Text provided >>
How to use multithreading in Python?

онлайн тренажер по питону
Online Python Trainer for Beginners

Learn Python easily without overwhelming theory. Solve practical tasks with automatic checking, get hints in Russian, and write code directly in your browser — no installation required.

Start Course

Introduction to Multithreading and Multiprocessing in Python

When developing modern applications, it's often necessary to enhance performance. This is achieved through parallel task execution. In Python, tools like multithreading and multiprocessing are used for this purpose. Despite the Global Interpreter Lock (GIL), multithreading in Python can significantly speed up programs, especially for I/O-bound tasks such as network requests or file operations.

In this guide, we will analyze how multithreading works in Python. We'll examine the threading library, compare it with multiprocessing, and provide practical examples to help you understand how to optimize your code for faster execution.

What is Multithreading in Python?

Multithreading in Python allows you to run multiple threads within a single process. Each thread executes a portion of the code in parallel. This approach is effective for tasks that involve waiting for external resources.

Advantages of Multithreading for I/O-Bound Tasks

Multithreading accelerates programs when tasks include:

  • Network requests, such as downloading data from the internet.
  • File operations, including reading and writing.
  • Database interactions.
  • Other I/O operations where the processor is idle while waiting.

However, multithreading has limitations. Python has a Global Interpreter Lock (GIL). The GIL prevents multiple threads from executing Python bytecode simultaneously. Due to this, multithreading is not suitable for CPU-intensive tasks that require full CPU utilization.

When to Use Multithreading or Multiprocessing

The choice between multithreading and multiprocessing depends on the type of tasks. Multithreading is suitable for scenarios involving waiting, while multiprocessing is better for computations.

Recommendations by Scenario

  • Tasks with significant I/O: Use threading (threads) to avoid blocking the main thread.
  • Computationally intensive tasks: Employ multiprocessing (processes) to bypass the GIL and utilize multiple CPU cores.
  • Working with network APIs: Choose threading for efficient request handling.
  • Parallel data processing: Optimally use multiprocessing to distribute the load across processors.

This approach helps avoid inefficient resource use and speeds up program execution.

The threading Library: Basics and Examples

The threading library in Python provides tools for creating and managing threads. It is easy to use and suitable for beginners.

Simple Example of Creating a Thread

Here's a basic example of multithreading in Python:

import threading
import time

def print_numbers():
    for i in range(5):
        print(f"Number: {i}")
        time.sleep(1)

# Create a thread
thread = threading.Thread(target=print_numbers)
thread.start()

# The main thread continues
print("Main thread finished!")

In this code, the main thread finishes immediately, while the print_numbers function executes in a separate thread. This demonstrates how multithreading allows work to continue without waiting.

Passing Arguments to a Thread

To pass data to a thread function, use the args parameter:

def greet(name):
    print(f"Hello, {name}!")

thread = threading.Thread(target=greet, args=("Ivan",))
thread.start()

Here, the argument "Ivan" is passed to the greet function. This is useful for parameterizing tasks in threads.

Waiting for Threads to Complete Using join

The join method allows you to wait for a thread to finish:

thread.join()
print("Thread finished!")

Supplied records >>

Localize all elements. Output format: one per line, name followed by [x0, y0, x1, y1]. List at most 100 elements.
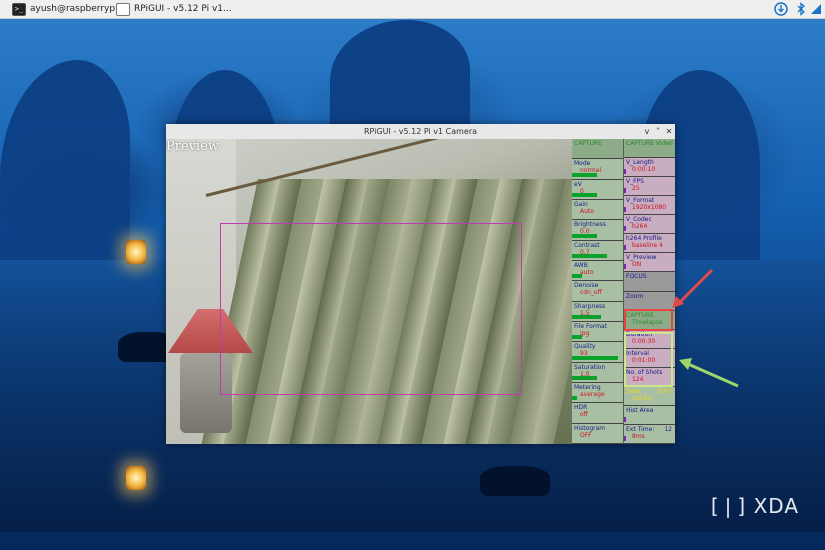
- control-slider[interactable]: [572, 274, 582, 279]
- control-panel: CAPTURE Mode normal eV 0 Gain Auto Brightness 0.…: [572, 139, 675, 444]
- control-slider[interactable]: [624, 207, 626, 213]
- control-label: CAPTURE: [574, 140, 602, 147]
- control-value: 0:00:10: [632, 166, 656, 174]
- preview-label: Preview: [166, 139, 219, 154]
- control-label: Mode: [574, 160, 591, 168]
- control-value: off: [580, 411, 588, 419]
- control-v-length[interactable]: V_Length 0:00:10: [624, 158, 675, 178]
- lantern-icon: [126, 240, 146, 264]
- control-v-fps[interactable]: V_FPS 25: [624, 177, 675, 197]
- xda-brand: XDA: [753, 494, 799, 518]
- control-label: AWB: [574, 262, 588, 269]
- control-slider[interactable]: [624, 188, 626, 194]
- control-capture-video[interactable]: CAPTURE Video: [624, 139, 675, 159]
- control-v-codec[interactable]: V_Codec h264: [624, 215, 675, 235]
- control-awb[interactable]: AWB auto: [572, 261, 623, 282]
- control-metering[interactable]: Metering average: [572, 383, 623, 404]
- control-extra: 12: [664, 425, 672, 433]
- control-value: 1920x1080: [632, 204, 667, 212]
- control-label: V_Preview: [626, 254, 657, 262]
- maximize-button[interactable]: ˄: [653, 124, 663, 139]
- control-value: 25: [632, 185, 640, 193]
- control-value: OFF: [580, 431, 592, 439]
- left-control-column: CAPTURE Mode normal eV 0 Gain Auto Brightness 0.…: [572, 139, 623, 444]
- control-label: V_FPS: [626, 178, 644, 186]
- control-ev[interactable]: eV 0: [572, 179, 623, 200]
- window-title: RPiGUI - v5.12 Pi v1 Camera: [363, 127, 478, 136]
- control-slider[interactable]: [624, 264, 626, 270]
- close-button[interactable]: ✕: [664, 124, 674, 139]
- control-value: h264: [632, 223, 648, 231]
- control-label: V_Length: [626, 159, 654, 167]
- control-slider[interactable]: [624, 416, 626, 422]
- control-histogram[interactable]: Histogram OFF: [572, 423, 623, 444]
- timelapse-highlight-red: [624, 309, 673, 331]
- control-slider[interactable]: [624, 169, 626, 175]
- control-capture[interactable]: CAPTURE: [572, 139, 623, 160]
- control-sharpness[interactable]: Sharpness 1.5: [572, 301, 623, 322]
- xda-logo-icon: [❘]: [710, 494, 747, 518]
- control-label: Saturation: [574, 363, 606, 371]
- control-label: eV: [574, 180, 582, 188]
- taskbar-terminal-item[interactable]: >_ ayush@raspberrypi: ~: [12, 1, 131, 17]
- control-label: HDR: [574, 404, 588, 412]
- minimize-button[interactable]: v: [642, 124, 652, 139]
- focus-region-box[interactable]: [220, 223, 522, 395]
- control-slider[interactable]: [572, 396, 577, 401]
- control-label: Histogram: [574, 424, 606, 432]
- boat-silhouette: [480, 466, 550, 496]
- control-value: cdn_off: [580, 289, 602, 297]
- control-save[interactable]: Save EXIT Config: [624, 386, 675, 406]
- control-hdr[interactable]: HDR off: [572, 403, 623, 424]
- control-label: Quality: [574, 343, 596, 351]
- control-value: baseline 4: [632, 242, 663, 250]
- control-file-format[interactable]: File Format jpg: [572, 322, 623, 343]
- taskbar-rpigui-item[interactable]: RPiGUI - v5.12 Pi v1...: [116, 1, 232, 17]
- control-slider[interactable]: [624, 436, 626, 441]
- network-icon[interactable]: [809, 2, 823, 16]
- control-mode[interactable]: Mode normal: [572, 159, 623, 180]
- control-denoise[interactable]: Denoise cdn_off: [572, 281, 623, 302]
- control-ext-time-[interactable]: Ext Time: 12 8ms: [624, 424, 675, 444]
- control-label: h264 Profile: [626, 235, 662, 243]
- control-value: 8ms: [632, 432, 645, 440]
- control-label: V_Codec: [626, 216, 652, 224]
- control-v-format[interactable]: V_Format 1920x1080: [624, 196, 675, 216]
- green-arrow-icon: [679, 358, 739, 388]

Exercise aim >>
Reproduce word for word the part of the Python multithreading guide from "The choice between" to "multiple CPU cores.".

Task output >>
The choice between multithreading and multiprocessing depends on the type of tasks. Multithreading is suitable for scenarios involving waiting, while multiprocessing is better for computations.

Recommendations by Scenario

  • Tasks with significant I/O: Use threading (threads) to avoid blocking the main thread.
  • Computationally intensive tasks: Employ multiprocessing (processes) to bypass the GIL and utilize multiple CPU cores.